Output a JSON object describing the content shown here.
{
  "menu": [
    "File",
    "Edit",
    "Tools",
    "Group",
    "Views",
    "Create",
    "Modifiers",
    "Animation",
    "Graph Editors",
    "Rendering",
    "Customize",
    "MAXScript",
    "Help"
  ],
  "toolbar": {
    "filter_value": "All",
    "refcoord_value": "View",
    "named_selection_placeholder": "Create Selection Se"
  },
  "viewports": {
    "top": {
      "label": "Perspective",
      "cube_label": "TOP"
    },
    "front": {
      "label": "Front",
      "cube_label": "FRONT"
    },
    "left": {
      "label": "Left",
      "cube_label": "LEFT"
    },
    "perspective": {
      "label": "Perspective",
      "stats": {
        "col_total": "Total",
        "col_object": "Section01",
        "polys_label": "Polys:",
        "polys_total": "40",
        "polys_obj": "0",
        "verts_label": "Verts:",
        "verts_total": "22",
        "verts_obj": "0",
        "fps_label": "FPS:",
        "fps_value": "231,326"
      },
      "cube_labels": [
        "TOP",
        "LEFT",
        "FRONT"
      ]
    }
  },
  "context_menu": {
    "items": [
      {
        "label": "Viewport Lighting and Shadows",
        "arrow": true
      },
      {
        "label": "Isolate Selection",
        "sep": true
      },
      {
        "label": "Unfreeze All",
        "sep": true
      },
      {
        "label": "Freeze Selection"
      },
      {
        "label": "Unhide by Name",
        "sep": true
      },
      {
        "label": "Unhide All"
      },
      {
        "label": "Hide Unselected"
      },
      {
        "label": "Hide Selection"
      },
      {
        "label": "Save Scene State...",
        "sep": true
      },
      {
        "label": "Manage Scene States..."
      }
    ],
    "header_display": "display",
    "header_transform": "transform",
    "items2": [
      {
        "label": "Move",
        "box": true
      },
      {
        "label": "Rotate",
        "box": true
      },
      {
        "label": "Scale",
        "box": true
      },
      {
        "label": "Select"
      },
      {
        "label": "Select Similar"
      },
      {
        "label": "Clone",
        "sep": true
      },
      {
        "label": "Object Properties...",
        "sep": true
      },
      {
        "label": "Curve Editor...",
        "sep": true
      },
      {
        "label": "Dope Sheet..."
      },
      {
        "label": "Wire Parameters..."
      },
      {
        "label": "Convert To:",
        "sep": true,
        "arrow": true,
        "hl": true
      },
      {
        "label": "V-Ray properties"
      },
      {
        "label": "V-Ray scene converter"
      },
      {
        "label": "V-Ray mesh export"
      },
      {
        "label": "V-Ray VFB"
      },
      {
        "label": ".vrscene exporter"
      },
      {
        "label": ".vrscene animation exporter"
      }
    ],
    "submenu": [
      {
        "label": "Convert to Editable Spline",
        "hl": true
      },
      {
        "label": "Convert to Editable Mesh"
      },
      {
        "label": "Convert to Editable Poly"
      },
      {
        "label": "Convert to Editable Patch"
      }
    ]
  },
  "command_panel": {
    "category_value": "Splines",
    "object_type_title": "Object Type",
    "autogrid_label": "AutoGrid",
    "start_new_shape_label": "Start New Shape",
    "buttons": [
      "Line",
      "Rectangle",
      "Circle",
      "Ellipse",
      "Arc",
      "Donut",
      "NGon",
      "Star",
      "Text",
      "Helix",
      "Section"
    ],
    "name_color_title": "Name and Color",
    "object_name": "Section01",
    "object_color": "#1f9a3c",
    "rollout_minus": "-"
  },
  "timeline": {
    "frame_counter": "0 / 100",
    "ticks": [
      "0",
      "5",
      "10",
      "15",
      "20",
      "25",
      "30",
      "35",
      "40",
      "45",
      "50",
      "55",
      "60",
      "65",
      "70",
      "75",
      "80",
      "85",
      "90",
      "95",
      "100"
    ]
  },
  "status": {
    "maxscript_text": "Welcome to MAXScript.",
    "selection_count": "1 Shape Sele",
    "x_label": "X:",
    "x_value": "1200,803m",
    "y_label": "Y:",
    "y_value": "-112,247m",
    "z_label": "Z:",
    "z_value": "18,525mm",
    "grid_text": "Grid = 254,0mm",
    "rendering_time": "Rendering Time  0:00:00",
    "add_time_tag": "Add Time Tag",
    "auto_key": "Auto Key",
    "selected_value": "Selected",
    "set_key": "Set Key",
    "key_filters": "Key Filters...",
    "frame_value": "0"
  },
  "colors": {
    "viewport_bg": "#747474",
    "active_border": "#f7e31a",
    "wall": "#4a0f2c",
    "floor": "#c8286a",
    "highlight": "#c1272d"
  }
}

* [EXERCISE DESCRIPTION]: Reproduce all of the material above word for word.

* [ANSWER FOR THE TASK]:
Output a JSON object describing the content shown here.
{
  "menu": [
    "File",
    "Edit",
    "Tools",
    "Group",
    "Views",
    "Create",
    "Modifiers",
    "Animation",
    "Graph Editors",
    "Rendering",
    "Customize",
    "MAXScript",
    "Help"
  ],
  "toolbar": {
    "filter_value": "All",
    "refcoord_value": "View",
    "named_selection_placeholder": "Create Selection Se"
  },
  "viewports": {
    "top": {
      "label": "Perspective",
      "cube_label": "TOP"
    },
    "front": {
      "label": "Front",
      "cube_label": "FRONT"
    },
    "left": {
      "label": "Left",
      "cube_label": "LEFT"
    },
    "perspective": {
      "label": "Perspective",
      "stats": {
        "col_total": "Total",
        "col_object": "Section01",
        "polys_label": "Polys:",
        "polys_total": "40",
        "polys_obj": "0",
        "verts_label": "Verts:",
        "verts_total": "22",
        "verts_obj": "0",
        "fps_label": "FPS:",
        "fps_value": "231,326"
      },
      "cube_labels": [
        "TOP",
        "LEFT",
        "FRONT"
      ]
    }
  },
  "context_menu": {
    "items": [
      {
        "label": "Viewport Lighting and Shadows",
        "arrow": true
      },
      {
        "label": "Isolate Selection",
        "sep": true
      },
      {
        "label": "Unfreeze All",
        "sep": true
      },
      {
        "label": "Freeze Selection"
      },
      {
        "label": "Unhide by Name",
        "sep": true
      },
      {
        "label": "Unhide All"
      },
      {
        "label": "Hide Unselected"
      },
      {
        "label": "Hide Selection"
      },
      {
        "label": "Save Scene State...",
        "sep": true
      },
      {
        "label": "Manage Scene States..."
      }
    ],
    "header_display": "display",
    "header_transform": "transform",
    "items2": [
      {
        "label": "Move",
        "box": true
      },
      {
        "label": "Rotate",
        "box": true
      },
      {
        "label": "Scale",
        "box": true
      },
      {
        "label": "Select"
      },
      {
        "label": "Select Similar"
      },
      {
        "label": "Clone",
        "sep": true
      },
      {
        "label": "Object Properties...",
        "sep": true
      },
      {
        "label": "Curve Editor...",
        "sep": true
      },
      {
        "label": "Dope Sheet..."
      },
      {
        "label": "Wire Parameters..."
      },
      {
        "label": "Convert To:",
        "sep": true,
        "arrow": true,
        "hl": true
      },
      {
        "label": "V-Ray properties"
      },
      {
        "label": "V-Ray scene converter"
      },
      {
        "label": "V-Ray mesh export"
      },
      {
        "label": "V-Ray VFB"
      },
      {
        "label": ".vrscene exporter"
      },
      {
        "label": ".vrscene animation exporter"
      }
    ],
    "submenu": [
      {
        "label": "Convert to Editable Spline",
        "hl": true
      },
      {
        "label": "Convert to Editable Mesh"
      },
      {
        "label": "Convert to Editable Poly"
      },
      {
        "label": "Convert to Editable Patch"
      }
    ]
  },
  "command_panel": {
    "category_value": "Splines",
    "object_type_title": "Object Type",
    "autogrid_label": "AutoGrid",
    "start_new_shape_label": "Start New Shape",
    "buttons": [
      "Line",
      "Rectangle",
      "Circle",
      "Ellipse",
      "Arc",
      "Donut",
      "NGon",
      "Star",
      "Text",
      "Helix",
      "Section"
    ],
    "name_color_title": "Name and Color",
    "object_name": "Section01",
    "object_color": "#1f9a3c",
    "rollout_minus": "-"
  },
  "timeline": {
    "frame_counter": "0 / 100",
    "ticks": [
      "0",
      "5",
      "10",
      "15",
      "20",
      "25",
      "30",
      "35",
      "40",
      "45",
      "50",
      "55",
      "60",
      "65",
      "70",
      "75",
      "80",
      "85",
      "90",
      "95",
      "100"
    ]
  },
  "status": {
    "maxscript_text": "Welcome to MAXScript.",
    "selection_count": "1 Shape Sele",
    "x_label": "X:",
    "x_value": "1200,803m",
    "y_label": "Y:",
    "y_value": "-112,247m",
    "z_label": "Z:",
    "z_value": "18,525mm",
    "grid_text": "Grid = 254,0mm",
    "rendering_time": "Rendering Time  0:00:00",
    "add_time_tag": "Add Time Tag",
    "auto_key": "Auto Key",
    "selected_value": "Selected",
    "set_key": "Set Key",
    "key_filters": "Key Filters...",
    "frame_value": "0"
  },
  "colors": {
    "viewport_bg": "#747474",
    "active_border": "#f7e31a",
    "wall": "#4a0f2c",
    "floor": "#c8286a",
    "highlight": "#c1272d"
  }
}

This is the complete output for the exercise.